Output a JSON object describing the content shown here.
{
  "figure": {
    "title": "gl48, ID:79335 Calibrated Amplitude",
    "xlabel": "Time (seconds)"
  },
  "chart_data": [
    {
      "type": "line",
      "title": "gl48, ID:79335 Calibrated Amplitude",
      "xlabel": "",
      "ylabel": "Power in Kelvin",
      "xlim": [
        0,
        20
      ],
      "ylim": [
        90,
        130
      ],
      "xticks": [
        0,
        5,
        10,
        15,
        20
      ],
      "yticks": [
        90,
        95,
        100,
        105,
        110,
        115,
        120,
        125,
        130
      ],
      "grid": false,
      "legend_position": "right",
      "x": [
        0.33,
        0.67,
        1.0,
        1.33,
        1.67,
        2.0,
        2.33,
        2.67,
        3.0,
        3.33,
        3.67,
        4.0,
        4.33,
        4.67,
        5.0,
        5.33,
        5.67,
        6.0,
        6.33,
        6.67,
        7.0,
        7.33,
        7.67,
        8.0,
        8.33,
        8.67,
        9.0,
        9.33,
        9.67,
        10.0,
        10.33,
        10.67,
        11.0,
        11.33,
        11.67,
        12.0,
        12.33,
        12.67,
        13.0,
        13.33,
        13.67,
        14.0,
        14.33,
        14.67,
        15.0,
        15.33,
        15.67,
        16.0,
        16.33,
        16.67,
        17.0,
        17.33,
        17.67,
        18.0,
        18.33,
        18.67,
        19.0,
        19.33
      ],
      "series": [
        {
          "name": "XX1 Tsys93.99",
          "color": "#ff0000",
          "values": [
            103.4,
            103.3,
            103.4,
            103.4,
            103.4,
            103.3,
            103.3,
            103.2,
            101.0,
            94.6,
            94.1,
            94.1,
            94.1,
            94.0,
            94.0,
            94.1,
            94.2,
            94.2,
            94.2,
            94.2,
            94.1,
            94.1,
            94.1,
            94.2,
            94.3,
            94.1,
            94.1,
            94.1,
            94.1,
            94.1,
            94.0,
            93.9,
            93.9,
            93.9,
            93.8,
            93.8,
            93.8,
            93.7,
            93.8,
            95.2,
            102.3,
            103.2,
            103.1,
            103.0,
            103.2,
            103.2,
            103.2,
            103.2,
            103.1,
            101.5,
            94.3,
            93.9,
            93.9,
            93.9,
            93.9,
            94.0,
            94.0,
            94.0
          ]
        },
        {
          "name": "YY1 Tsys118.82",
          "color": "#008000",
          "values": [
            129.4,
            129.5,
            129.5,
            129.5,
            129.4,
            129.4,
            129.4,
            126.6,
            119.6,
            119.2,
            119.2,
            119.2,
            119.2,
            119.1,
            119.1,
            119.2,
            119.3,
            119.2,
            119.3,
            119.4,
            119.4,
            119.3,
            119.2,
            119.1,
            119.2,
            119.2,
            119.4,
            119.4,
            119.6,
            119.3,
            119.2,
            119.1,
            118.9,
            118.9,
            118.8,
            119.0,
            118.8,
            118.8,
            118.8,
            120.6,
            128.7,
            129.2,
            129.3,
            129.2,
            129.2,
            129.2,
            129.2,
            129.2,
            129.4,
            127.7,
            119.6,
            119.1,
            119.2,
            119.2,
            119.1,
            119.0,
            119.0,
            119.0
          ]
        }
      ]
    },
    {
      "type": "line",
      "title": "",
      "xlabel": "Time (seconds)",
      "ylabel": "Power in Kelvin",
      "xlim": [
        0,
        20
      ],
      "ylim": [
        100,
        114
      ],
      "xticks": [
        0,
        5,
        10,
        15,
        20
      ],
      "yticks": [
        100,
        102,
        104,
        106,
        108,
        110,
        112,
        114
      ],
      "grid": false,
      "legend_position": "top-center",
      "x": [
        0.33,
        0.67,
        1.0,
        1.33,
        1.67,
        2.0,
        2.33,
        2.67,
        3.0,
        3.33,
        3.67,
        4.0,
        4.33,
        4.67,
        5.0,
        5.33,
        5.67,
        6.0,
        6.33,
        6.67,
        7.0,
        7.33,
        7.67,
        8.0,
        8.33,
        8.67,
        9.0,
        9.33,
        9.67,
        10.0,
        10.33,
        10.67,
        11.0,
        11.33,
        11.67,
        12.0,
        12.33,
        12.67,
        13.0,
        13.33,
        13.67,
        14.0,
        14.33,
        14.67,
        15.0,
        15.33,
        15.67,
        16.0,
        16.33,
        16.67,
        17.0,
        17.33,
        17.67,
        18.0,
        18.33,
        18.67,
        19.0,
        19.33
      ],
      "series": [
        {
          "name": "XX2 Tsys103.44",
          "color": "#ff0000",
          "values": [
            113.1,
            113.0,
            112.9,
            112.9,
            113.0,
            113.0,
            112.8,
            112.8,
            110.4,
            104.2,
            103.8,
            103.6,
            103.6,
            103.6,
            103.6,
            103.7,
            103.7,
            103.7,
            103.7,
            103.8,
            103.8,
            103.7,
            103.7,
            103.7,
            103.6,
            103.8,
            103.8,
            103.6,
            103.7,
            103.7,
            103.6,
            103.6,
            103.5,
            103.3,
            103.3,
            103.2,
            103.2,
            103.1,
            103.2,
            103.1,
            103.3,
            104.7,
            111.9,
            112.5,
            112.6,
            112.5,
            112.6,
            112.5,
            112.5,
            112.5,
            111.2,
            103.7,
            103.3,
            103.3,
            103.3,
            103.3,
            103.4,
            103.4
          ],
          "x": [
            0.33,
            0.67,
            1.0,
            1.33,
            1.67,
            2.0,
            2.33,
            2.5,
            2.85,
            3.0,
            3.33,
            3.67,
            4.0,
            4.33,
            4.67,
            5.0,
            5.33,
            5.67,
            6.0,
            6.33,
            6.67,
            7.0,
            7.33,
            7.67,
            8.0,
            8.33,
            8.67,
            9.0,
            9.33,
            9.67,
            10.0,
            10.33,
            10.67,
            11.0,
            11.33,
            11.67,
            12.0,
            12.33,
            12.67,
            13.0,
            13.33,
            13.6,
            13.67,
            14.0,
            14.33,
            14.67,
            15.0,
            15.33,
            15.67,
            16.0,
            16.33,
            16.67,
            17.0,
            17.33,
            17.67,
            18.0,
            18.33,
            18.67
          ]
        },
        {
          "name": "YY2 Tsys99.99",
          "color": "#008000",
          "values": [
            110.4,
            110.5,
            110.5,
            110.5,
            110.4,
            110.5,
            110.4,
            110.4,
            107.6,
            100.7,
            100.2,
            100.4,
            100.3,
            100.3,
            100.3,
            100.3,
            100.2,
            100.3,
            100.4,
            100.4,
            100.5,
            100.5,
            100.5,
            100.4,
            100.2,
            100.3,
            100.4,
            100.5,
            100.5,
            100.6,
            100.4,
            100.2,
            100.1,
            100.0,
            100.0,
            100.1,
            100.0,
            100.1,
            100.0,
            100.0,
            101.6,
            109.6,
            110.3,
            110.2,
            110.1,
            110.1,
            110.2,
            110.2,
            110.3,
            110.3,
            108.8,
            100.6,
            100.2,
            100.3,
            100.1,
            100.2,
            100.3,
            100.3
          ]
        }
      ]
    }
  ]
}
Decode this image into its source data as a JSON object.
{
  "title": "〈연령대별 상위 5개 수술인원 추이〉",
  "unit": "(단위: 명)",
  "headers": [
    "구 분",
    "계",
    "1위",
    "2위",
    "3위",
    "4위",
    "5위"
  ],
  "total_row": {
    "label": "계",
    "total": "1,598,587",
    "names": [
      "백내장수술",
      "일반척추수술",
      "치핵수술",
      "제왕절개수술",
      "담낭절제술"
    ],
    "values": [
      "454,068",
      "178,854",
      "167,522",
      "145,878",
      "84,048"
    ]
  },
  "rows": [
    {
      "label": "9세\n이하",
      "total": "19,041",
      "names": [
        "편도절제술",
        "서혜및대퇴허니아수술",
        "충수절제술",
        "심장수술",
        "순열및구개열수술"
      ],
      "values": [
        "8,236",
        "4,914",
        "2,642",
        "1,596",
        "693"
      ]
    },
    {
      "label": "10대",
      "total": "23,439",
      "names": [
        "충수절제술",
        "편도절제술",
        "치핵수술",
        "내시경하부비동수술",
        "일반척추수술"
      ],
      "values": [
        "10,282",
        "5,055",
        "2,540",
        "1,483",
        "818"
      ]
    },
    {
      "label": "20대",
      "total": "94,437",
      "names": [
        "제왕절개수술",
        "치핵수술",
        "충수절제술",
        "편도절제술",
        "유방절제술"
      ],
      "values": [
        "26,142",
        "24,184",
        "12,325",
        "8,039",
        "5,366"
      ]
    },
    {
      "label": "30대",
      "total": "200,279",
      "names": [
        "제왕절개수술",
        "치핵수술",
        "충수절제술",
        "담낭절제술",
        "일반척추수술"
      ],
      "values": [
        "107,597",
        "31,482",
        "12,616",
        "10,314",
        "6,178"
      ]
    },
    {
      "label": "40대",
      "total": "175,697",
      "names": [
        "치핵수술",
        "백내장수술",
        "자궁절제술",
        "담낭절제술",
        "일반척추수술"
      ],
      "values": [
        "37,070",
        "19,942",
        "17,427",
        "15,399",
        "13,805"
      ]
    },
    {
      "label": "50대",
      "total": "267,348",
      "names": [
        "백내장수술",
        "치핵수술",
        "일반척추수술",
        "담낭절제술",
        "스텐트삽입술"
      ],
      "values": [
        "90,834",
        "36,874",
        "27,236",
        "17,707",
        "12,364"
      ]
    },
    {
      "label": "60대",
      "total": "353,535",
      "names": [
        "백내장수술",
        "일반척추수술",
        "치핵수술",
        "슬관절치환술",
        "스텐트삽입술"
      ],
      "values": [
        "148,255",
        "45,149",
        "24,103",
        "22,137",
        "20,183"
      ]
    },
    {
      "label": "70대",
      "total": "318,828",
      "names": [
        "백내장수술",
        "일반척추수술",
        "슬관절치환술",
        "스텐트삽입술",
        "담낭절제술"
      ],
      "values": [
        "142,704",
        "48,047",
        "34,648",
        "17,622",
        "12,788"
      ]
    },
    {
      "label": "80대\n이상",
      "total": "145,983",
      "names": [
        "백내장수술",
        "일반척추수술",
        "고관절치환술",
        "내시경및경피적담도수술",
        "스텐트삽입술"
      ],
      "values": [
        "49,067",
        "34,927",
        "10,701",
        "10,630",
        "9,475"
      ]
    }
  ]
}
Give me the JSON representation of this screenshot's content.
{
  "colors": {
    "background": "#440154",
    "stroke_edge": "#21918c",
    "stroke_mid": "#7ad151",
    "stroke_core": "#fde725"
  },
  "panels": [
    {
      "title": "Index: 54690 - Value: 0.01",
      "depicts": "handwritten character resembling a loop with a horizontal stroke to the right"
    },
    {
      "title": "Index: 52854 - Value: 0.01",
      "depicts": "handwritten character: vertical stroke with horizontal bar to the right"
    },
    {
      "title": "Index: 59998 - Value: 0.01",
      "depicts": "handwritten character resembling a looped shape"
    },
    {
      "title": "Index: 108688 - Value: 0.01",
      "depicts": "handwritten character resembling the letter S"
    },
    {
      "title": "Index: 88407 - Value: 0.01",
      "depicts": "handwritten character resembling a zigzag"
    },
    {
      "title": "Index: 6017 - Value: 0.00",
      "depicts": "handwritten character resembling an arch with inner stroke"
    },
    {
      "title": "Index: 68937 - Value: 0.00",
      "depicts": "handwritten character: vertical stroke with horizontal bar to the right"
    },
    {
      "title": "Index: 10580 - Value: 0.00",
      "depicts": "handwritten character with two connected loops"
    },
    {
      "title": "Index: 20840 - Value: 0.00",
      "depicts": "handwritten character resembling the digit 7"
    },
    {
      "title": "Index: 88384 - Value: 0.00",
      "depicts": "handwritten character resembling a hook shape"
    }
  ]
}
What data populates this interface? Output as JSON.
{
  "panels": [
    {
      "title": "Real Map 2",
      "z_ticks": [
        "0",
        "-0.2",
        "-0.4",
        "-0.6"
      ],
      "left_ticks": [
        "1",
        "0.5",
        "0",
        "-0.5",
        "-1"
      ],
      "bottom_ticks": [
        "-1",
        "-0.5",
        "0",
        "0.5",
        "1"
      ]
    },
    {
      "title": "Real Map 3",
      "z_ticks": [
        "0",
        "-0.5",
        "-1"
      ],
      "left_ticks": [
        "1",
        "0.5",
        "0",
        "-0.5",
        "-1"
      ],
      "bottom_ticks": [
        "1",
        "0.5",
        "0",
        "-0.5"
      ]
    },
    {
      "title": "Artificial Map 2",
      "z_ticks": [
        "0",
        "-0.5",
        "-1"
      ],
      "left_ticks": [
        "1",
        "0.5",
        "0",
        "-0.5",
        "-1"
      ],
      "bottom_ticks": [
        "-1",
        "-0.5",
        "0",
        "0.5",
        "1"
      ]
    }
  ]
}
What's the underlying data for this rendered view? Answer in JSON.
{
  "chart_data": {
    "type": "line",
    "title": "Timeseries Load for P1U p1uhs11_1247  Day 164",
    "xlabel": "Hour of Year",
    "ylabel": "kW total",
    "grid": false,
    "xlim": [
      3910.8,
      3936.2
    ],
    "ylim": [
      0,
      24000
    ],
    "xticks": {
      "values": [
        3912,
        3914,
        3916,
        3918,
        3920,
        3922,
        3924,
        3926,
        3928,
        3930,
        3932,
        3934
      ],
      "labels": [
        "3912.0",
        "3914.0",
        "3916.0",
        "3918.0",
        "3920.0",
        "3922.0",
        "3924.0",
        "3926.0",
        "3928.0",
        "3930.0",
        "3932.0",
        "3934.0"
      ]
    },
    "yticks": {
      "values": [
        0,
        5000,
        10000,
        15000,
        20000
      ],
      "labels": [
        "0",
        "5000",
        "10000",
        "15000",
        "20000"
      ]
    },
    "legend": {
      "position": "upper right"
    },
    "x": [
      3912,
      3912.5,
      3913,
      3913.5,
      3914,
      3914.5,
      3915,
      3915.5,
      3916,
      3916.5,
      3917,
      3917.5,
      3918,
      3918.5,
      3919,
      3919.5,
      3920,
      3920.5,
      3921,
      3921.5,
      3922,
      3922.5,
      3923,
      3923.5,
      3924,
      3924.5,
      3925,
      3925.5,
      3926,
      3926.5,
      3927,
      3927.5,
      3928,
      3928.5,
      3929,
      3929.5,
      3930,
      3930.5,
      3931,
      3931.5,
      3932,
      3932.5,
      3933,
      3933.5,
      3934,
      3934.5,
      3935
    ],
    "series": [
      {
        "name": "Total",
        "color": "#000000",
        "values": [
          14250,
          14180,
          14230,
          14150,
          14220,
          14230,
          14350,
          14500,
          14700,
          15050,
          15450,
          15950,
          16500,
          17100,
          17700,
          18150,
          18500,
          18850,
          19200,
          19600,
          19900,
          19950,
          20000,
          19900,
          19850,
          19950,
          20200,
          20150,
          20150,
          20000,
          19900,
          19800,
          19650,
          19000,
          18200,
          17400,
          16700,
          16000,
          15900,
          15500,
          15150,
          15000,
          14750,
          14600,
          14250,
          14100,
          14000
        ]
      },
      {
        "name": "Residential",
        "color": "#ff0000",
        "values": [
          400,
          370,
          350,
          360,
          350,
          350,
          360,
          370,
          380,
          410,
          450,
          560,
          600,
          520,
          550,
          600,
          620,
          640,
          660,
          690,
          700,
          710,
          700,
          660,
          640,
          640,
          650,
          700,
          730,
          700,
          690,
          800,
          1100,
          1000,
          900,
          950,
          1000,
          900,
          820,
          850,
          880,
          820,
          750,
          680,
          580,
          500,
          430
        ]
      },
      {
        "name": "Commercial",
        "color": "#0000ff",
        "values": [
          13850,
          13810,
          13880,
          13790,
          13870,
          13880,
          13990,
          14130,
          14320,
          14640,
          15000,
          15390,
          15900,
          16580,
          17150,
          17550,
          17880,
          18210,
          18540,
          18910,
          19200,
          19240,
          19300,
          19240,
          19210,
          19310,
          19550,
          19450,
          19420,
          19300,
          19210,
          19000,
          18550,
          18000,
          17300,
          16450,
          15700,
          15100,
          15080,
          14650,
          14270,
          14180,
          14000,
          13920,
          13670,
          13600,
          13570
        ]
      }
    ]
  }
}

####################

## GIVEN EXERCISE:
Using the listing above, gather each line that holds the string "depicts" and copy it.

## FINAL ANSWER:
      "depicts": "handwritten character resembling a loop with a horizontal stroke to the right"
      "depicts": "handwritten character: vertical stroke with horizontal bar to the right"
      "depicts": "handwritten character resembling a looped shape"
      "depicts": "handwritten character resembling the letter S"
      "depicts": "handwritten character resembling a zigzag"
      "depicts": "handwritten character resembling an arch with inner stroke"
      "depicts": "handwritten character: vertical stroke with horizontal bar to the right"
      "depicts": "handwritten character with two connected loops"
      "depicts": "handwritten character resembling the digit 7"
      "depicts": "handwritten character resembling a hook shape"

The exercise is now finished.